§ EXERCISE TEXT:

········

Endoplasmic reticulum stress and the inflammatory response in allergic contact dermatitis

Maintaining homeostasis is central to organismal health. Deviation is detected by a variety of sensors that react to alarm signals arising from injury, infection, and other inflammatory triggers. One important element of this alarm system is the innate immune system, which recognizes pathogen-/microbe- or damage-associated molecular patterns via pattern recognition receptors localized in the cytosol or in membranes of innate immune cells such as macrophages, dendritic cells, and mast cells but also of T cells, B cells, and epithelial cells. Activation of the innate immune system results in inflammation and is a pre-requisite for activation of the adaptive immune system. Another important element is represented by the unfolded protein response (UPR), a stress response of the endoplasmic reticulum. The UPR regulates proteostasis and also contributes to the course of inflammatory diseases such as cancer, diabetes, obesity, and neurodegenerative diseases. In addition, the UPR is instrumental in allergic contact dermatitis. This inflammatory skin disease, affecting 5-10% of the population, is caused by T cells recognizing low-molecular weight organic chemicals and metal ions. In this mini-review, we discuss the orchestration of inflammatory responses by the interplay of the innate immune system with cellular stress responses in allergic contact dermatitis, with a focus on the UPR.

········

§ STORED DATA:
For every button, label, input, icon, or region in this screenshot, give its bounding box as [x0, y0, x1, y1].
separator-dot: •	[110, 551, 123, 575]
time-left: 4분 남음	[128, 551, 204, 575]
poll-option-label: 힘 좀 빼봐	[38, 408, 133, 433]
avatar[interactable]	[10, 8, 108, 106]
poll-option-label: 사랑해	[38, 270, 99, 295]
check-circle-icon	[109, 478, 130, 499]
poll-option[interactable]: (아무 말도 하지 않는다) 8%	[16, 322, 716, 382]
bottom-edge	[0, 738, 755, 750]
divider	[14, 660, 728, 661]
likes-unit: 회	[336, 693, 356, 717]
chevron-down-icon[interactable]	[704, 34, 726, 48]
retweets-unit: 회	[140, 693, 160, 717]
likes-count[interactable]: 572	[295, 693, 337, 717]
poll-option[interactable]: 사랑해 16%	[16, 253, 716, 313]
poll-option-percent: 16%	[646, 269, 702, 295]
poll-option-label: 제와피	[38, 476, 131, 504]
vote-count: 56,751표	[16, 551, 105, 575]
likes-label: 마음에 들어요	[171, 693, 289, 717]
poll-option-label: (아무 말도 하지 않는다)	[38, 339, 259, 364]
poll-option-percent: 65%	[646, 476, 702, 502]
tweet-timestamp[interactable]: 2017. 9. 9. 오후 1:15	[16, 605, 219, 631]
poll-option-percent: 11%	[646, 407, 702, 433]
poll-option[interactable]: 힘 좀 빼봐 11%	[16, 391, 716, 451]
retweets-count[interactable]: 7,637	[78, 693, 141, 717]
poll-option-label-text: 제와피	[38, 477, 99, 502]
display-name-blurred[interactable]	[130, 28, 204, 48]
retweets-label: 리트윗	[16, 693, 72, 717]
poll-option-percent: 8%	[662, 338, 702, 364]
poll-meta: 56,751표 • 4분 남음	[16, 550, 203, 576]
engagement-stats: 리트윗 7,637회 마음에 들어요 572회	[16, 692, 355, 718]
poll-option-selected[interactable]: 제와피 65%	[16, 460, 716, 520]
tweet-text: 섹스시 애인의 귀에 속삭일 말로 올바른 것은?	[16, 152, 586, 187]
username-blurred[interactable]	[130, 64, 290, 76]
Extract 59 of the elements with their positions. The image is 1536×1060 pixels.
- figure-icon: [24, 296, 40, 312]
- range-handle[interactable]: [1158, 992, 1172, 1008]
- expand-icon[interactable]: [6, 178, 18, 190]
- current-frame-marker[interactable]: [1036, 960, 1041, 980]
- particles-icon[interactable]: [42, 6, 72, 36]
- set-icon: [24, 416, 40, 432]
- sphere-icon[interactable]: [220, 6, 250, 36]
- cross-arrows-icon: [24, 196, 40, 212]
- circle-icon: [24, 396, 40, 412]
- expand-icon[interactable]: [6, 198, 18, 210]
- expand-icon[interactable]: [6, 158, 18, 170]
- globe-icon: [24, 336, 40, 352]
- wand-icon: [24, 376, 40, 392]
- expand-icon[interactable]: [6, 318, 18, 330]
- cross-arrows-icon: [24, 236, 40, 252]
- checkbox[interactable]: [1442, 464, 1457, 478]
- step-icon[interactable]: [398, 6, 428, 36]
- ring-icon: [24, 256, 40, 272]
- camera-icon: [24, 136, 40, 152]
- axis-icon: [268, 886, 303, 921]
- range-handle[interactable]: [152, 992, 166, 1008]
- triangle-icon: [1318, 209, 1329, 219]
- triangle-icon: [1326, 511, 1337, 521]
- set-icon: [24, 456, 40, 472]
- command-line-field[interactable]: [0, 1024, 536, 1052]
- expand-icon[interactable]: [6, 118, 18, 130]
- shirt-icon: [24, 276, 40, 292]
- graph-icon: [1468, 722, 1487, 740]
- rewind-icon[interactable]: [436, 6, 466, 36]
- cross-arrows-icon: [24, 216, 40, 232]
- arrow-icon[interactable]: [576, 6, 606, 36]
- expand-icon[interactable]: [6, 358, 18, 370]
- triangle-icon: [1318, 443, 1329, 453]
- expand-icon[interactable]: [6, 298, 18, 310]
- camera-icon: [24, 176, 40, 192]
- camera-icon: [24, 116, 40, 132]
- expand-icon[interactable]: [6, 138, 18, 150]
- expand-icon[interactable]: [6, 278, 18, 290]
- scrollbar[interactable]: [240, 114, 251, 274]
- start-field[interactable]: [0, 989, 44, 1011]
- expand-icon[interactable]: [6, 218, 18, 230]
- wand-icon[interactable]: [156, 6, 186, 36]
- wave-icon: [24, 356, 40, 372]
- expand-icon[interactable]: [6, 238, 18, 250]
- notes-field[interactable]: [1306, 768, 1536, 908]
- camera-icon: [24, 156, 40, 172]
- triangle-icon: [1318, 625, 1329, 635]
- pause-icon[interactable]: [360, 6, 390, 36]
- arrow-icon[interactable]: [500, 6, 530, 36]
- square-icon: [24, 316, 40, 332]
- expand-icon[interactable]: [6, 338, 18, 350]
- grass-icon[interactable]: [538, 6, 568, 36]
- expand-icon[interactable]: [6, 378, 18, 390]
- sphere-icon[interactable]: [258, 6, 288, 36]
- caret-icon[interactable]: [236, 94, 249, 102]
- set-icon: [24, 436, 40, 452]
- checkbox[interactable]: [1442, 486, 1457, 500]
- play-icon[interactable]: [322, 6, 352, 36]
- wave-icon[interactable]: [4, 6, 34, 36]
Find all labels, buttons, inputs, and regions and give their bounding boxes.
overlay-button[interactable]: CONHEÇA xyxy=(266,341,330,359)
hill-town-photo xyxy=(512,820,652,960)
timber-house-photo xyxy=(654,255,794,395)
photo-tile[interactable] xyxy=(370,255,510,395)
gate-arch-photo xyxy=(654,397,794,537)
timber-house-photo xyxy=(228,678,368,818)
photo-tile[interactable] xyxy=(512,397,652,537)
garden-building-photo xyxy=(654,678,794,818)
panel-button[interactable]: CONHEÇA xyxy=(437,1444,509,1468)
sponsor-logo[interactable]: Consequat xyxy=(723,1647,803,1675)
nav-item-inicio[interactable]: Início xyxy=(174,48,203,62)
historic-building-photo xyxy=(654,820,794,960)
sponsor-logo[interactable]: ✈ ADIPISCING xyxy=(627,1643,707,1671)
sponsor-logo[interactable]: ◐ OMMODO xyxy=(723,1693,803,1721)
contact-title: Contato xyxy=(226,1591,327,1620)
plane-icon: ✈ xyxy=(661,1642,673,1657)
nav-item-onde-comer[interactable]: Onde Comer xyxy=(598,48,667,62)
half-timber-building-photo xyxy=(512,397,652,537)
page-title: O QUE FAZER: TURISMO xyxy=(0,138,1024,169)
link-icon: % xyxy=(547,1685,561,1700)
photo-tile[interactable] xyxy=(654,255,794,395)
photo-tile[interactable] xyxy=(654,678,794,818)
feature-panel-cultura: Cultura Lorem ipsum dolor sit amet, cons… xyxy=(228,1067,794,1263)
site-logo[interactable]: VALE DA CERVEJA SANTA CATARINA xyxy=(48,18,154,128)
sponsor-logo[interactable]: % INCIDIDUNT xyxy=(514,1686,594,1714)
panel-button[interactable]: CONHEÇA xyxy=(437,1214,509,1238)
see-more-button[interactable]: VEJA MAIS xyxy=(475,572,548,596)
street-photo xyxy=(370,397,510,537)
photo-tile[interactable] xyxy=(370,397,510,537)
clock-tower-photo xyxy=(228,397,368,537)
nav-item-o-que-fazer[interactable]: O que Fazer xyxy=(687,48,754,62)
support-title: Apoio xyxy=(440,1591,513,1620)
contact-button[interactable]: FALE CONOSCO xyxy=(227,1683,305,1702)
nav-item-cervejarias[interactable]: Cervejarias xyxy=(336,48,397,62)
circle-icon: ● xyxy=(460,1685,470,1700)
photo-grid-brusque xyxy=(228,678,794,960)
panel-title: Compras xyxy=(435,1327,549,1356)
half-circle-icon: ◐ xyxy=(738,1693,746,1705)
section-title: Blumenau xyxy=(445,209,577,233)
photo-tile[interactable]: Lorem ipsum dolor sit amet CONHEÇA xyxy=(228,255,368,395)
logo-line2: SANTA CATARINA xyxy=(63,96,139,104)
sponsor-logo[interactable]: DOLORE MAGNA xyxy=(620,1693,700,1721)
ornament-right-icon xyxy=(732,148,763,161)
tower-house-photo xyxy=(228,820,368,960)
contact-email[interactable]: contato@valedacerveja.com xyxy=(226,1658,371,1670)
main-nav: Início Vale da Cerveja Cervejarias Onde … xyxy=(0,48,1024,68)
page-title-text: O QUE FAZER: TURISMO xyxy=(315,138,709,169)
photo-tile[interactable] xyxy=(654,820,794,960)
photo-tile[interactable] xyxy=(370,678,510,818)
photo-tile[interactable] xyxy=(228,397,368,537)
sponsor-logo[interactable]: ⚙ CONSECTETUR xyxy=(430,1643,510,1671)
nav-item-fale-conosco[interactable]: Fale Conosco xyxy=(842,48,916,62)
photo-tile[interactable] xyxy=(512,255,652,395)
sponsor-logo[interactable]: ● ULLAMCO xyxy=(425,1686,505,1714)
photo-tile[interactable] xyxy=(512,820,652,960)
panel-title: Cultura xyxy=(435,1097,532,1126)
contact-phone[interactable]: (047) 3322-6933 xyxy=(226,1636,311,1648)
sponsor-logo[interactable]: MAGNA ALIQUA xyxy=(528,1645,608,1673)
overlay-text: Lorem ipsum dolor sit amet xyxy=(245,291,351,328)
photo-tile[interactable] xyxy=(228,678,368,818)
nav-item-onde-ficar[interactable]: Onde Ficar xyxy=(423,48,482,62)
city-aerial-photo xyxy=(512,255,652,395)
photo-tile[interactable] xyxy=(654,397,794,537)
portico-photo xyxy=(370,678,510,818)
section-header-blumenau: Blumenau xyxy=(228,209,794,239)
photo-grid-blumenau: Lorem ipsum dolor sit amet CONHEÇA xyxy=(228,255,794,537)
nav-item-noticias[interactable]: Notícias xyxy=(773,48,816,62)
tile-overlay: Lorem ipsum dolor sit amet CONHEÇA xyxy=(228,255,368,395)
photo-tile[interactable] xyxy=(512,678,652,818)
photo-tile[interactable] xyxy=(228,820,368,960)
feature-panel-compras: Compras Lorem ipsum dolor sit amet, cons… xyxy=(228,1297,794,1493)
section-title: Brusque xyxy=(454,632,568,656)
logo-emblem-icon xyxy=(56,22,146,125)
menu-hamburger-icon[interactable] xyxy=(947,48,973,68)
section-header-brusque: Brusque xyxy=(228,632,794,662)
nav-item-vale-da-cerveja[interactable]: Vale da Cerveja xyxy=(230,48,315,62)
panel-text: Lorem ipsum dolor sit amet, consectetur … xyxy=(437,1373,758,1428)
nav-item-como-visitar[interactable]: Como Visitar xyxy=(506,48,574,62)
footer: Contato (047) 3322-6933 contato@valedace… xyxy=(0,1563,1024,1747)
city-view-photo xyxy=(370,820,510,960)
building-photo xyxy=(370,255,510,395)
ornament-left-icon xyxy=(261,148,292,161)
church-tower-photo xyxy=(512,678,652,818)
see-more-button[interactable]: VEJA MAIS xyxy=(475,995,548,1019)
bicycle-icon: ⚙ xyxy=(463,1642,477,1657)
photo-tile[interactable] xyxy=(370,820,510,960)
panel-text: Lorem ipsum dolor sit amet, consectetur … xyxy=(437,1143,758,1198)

········

§ REQUIRED WORK:
1 - Answer these questions from the text on endoplasmic reticulum stress in allergic contact dermatitis:
(a) Which innate immune cells are named as carrying pattern recognition receptors?
(b) Of what cellular compartment is the unfolded protein response a stress response?
(c) What share of the population does allergic contact dermatitis affect?
2 - In one or two sentences, state what the text on endoplasmic reticulum stress in allergic contact dermatitis gives as the cause of that skin disease.

§ SOLVED PROBLEMS:
1 -
(a) Macrophages, dendritic cells, and mast cells.
(b) The endoplasmic reticulum.
(c) 5-10% of the population.

2 - Allergic contact dermatitis is caused by T cells that recognize low-molecular weight organic chemicals and metal ions.